Dataset excerpts:

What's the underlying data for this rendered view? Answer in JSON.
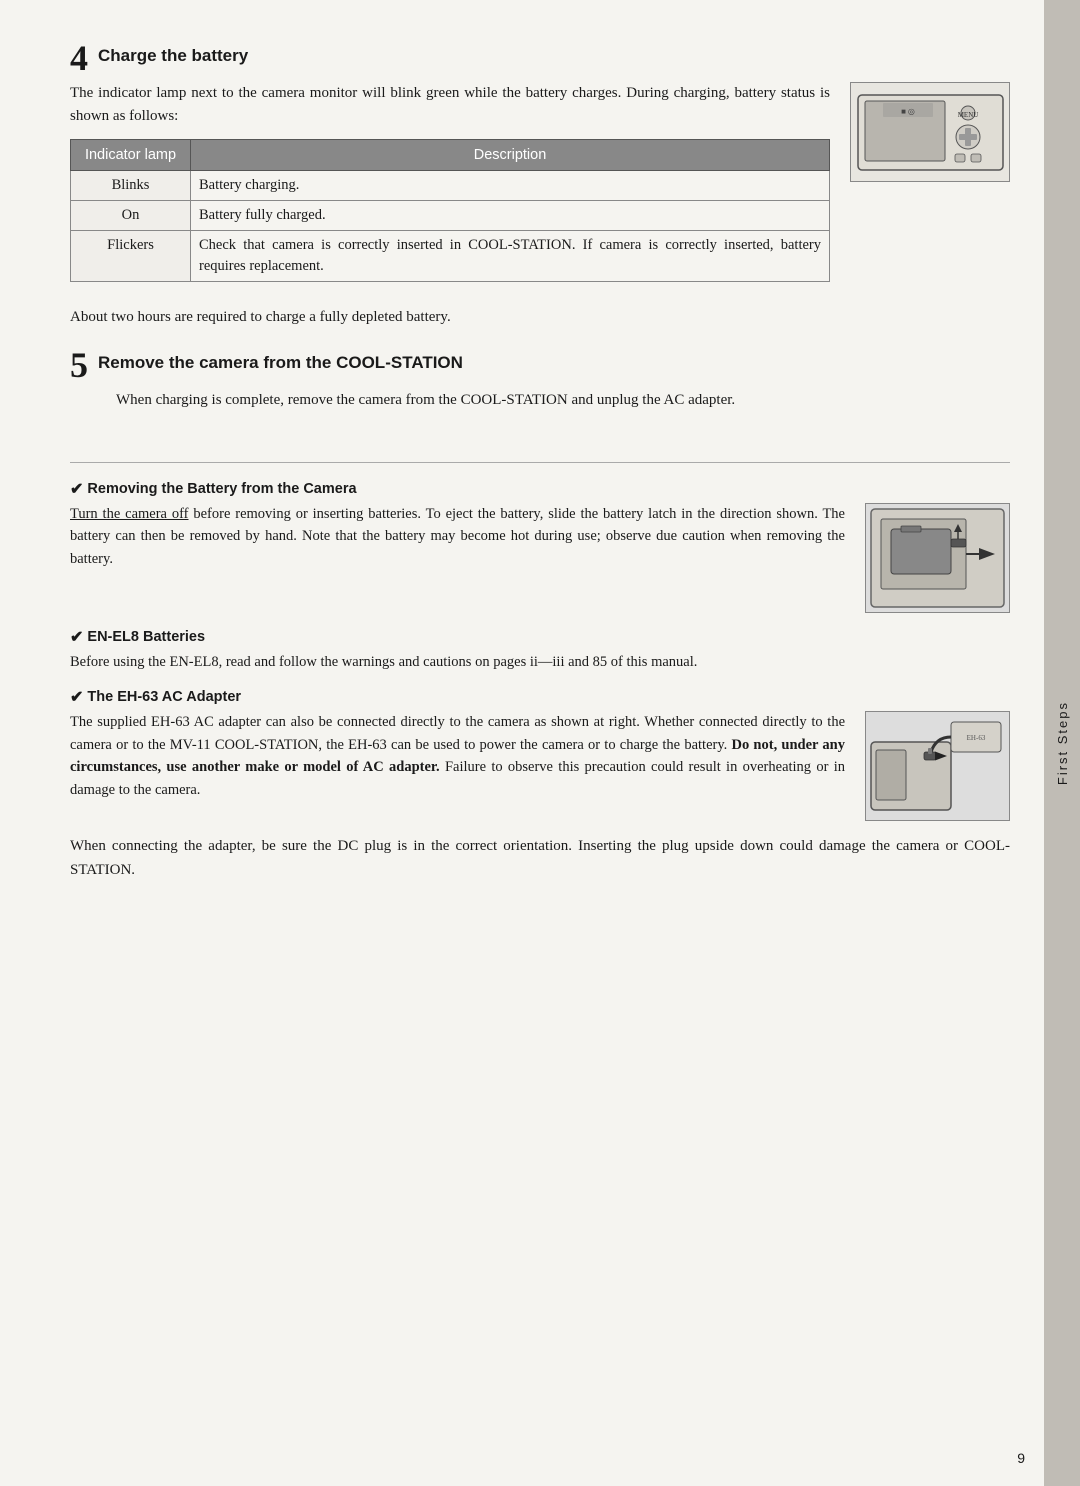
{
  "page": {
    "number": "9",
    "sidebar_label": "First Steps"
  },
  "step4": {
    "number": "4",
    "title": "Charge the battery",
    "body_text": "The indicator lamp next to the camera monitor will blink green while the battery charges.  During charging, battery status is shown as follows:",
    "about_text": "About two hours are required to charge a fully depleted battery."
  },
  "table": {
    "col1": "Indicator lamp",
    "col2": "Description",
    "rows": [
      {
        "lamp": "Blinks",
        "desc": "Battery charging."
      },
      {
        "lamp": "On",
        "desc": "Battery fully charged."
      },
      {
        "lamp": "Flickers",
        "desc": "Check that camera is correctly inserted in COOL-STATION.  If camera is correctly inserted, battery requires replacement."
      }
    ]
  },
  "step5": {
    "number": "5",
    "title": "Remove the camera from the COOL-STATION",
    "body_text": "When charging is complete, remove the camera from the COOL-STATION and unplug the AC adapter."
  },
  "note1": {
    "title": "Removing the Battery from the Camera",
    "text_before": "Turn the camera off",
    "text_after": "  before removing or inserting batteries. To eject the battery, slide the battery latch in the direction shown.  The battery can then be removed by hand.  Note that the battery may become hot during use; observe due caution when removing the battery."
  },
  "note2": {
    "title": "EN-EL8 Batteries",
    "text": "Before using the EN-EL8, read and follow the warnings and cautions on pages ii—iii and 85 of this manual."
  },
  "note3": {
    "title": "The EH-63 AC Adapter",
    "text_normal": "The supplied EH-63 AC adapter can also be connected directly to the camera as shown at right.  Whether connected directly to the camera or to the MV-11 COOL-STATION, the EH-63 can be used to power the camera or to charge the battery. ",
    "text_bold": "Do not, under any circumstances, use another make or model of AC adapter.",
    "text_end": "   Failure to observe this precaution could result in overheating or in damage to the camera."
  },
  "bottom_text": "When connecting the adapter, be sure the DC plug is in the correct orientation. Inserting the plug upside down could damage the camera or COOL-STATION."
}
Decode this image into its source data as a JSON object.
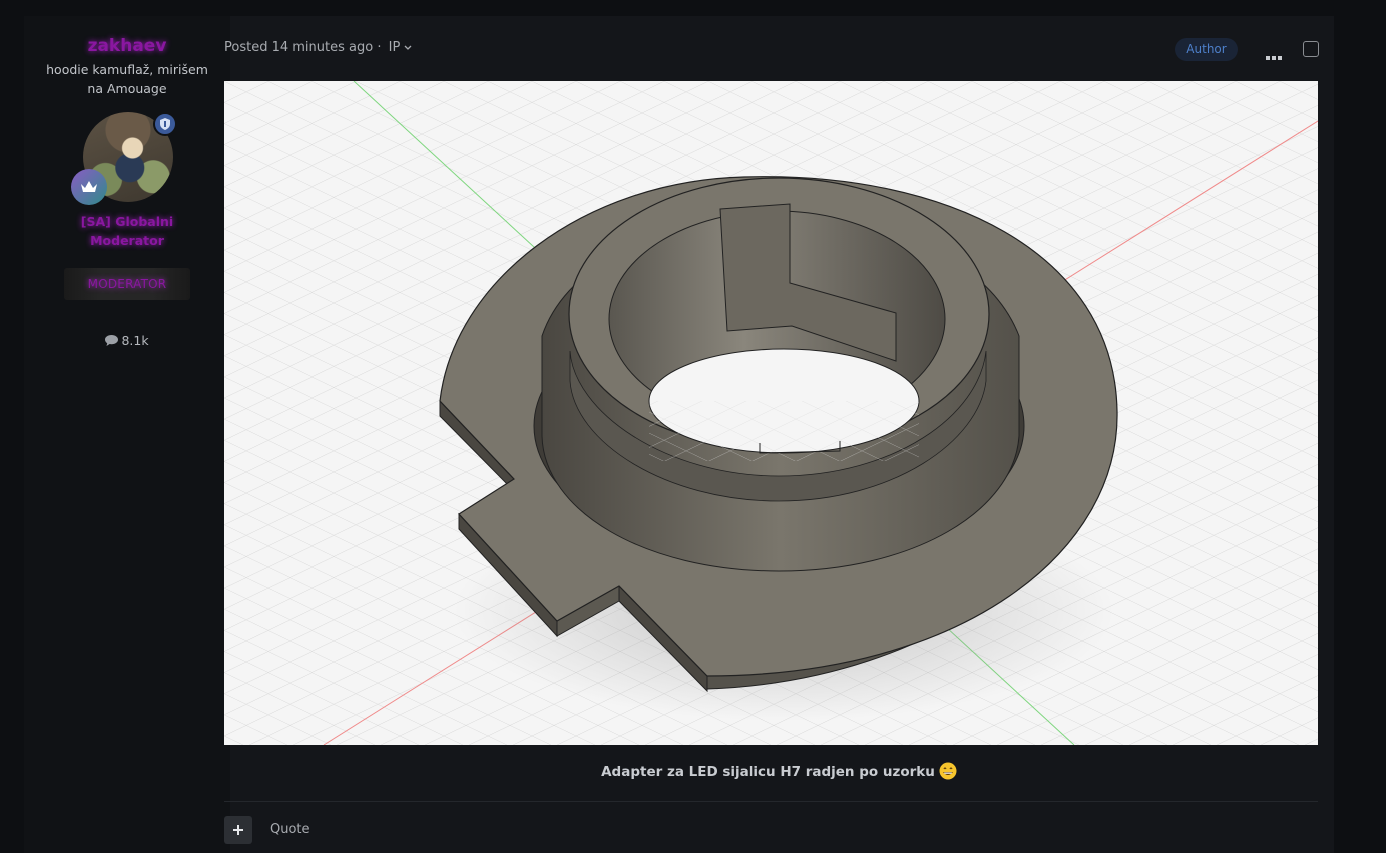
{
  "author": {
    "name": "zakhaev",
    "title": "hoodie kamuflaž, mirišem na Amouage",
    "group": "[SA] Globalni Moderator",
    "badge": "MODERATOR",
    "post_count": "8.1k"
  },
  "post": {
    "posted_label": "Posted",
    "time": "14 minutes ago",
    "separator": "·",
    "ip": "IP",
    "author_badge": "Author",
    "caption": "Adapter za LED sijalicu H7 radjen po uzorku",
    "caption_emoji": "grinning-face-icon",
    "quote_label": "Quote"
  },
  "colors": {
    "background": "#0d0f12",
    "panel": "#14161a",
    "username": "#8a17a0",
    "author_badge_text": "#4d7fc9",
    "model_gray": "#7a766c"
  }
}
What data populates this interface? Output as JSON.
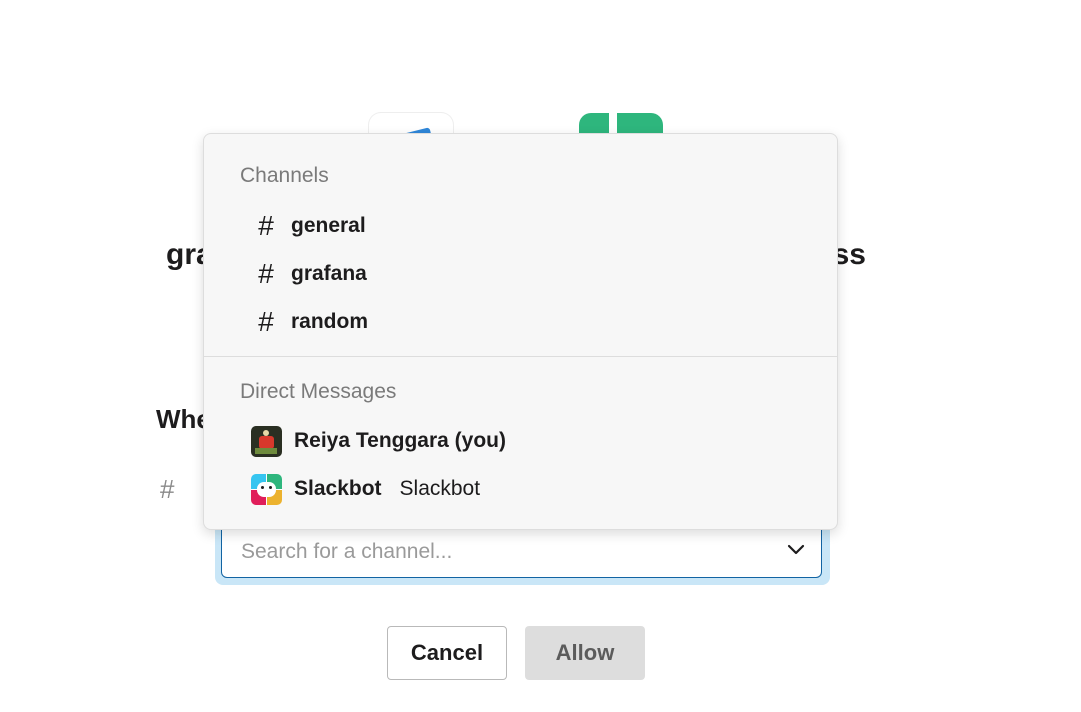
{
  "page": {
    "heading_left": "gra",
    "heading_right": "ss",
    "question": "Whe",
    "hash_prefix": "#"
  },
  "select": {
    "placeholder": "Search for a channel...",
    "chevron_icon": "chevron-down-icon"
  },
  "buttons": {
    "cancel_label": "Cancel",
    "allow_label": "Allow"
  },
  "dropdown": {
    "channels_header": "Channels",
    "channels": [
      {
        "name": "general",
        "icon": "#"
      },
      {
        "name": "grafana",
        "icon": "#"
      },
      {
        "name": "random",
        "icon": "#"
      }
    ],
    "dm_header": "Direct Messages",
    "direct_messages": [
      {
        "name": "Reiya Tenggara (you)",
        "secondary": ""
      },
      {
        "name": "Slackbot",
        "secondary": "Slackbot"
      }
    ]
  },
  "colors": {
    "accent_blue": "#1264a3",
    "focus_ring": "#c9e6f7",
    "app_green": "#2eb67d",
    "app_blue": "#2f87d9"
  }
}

● What is needed: Print each record exactly as it stands, leaving the images out.

● Reply to the exercise:
What's the underlying data for this rendered view? Answer in JSON.
{
  "page": {
    "number": "9",
    "sidebar_label": "First Steps"
  },
  "step4": {
    "number": "4",
    "title": "Charge the battery",
    "body_text": "The indicator lamp next to the camera monitor will blink green while the battery charges.  During charging, battery status is shown as follows:",
    "about_text": "About two hours are required to charge a fully depleted battery."
  },
  "table": {
    "col1": "Indicator lamp",
    "col2": "Description",
    "rows": [
      {
        "lamp": "Blinks",
        "desc": "Battery charging."
      },
      {
        "lamp": "On",
        "desc": "Battery fully charged."
      },
      {
        "lamp": "Flickers",
        "desc": "Check that camera is correctly inserted in COOL-STATION.  If camera is correctly inserted, battery requires replacement."
      }
    ]
  },
  "step5": {
    "number": "5",
    "title": "Remove the camera from the COOL-STATION",
    "body_text": "When charging is complete, remove the camera from the COOL-STATION and unplug the AC adapter."
  },
  "note1": {
    "title": "Removing the Battery from the Camera",
    "text_before": "Turn the camera off",
    "text_after": "  before removing or inserting batteries. To eject the battery, slide the battery latch in the direction shown.  The battery can then be removed by hand.  Note that the battery may become hot during use; observe due caution when removing the battery."
  },
  "note2": {
    "title": "EN-EL8 Batteries",
    "text": "Before using the EN-EL8, read and follow the warnings and cautions on pages ii—iii and 85 of this manual."
  },
  "note3": {
    "title": "The EH-63 AC Adapter",
    "text_normal": "The supplied EH-63 AC adapter can also be connected directly to the camera as shown at right.  Whether connected directly to the camera or to the MV-11 COOL-STATION, the EH-63 can be used to power the camera or to charge the battery. ",
    "text_bold": "Do not, under any circumstances, use another make or model of AC adapter.",
    "text_end": "   Failure to observe this precaution could result in overheating or in damage to the camera."
  },
  "bottom_text": "When connecting the adapter, be sure the DC plug is in the correct orientation. Inserting the plug upside down could damage the camera or COOL-STATION."
}
Decode this image into its source data as a JSON object.
{
  "author": {
    "name": "zakhaev",
    "title": "hoodie kamuflaž, mirišem na Amouage",
    "group": "[SA] Globalni Moderator",
    "badge": "MODERATOR",
    "post_count": "8.1k"
  },
  "post": {
    "posted_label": "Posted",
    "time": "14 minutes ago",
    "separator": "·",
    "ip": "IP",
    "author_badge": "Author",
    "caption": "Adapter za LED sijalicu H7 radjen po uzorku",
    "caption_emoji": "grinning-face-icon",
    "quote_label": "Quote"
  },
  "colors": {
    "background": "#0d0f12",
    "panel": "#14161a",
    "username": "#8a17a0",
    "author_badge_text": "#4d7fc9",
    "model_gray": "#7a766c"
  }
}
What data populates this interface? Output as JSON.
{
  "page": {
    "heading_left": "gra",
    "heading_right": "ss",
    "question": "Whe",
    "hash_prefix": "#"
  },
  "select": {
    "placeholder": "Search for a channel...",
    "chevron_icon": "chevron-down-icon"
  },
  "buttons": {
    "cancel_label": "Cancel",
    "allow_label": "Allow"
  },
  "dropdown": {
    "channels_header": "Channels",
    "channels": [
      {
        "name": "general",
        "icon": "#"
      },
      {
        "name": "grafana",
        "icon": "#"
      },
      {
        "name": "random",
        "icon": "#"
      }
    ],
    "dm_header": "Direct Messages",
    "direct_messages": [
      {
        "name": "Reiya Tenggara (you)",
        "secondary": ""
      },
      {
        "name": "Slackbot",
        "secondary": "Slackbot"
      }
    ]
  },
  "colors": {
    "accent_blue": "#1264a3",
    "focus_ring": "#c9e6f7",
    "app_green": "#2eb67d",
    "app_blue": "#2f87d9"
  }
}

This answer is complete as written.